Show each line from the listing that includes the word "JSON".

+ + + + + + +

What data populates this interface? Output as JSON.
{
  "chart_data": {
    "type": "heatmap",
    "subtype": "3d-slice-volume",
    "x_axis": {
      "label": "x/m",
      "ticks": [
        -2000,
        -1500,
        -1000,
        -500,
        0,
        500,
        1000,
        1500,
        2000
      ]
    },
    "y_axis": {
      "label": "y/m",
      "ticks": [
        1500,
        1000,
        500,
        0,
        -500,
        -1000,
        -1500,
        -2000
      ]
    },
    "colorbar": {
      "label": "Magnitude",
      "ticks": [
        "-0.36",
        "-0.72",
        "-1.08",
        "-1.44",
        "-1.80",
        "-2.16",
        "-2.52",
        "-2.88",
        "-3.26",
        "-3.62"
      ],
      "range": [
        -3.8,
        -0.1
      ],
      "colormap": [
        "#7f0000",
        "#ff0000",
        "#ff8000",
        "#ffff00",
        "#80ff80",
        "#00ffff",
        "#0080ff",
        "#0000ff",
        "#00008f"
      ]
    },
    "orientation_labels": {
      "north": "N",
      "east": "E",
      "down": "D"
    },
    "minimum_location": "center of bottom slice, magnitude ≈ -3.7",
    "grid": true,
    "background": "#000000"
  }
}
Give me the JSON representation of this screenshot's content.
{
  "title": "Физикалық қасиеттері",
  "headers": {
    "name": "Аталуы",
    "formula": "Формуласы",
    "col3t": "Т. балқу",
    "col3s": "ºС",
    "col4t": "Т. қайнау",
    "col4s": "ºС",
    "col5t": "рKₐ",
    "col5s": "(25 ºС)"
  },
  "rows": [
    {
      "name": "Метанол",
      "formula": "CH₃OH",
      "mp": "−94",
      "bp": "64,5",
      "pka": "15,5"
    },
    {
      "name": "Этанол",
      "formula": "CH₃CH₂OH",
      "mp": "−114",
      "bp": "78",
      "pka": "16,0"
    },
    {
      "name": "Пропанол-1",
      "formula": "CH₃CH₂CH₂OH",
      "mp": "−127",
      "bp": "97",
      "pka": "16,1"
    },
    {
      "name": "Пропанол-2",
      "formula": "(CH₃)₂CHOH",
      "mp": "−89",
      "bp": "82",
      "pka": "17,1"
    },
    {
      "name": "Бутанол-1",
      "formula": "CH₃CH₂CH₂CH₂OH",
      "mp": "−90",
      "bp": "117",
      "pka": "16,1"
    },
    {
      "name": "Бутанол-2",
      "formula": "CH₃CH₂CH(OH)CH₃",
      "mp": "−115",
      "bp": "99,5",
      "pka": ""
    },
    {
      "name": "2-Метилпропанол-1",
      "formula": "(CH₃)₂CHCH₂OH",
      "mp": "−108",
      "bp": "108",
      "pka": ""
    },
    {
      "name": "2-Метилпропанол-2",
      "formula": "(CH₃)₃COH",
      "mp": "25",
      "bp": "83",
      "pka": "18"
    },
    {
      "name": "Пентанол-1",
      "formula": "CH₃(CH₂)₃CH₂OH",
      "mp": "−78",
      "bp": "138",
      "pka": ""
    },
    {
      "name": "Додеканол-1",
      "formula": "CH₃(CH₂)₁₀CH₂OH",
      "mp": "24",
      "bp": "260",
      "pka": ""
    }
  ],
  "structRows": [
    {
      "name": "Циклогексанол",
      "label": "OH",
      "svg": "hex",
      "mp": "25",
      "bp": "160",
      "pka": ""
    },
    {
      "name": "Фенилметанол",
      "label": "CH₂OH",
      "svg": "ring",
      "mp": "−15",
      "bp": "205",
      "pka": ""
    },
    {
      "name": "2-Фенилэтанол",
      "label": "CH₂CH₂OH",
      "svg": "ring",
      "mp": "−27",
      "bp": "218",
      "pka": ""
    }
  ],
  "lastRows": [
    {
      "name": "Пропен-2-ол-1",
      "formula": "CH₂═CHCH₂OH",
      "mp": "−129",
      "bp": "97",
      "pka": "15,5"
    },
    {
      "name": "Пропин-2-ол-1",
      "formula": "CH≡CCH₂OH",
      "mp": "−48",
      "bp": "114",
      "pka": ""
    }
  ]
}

+ + + + + + +

#### [Response to this task]
What data populates this interface? Output as JSON.
Give me the JSON representation of this screenshot's content.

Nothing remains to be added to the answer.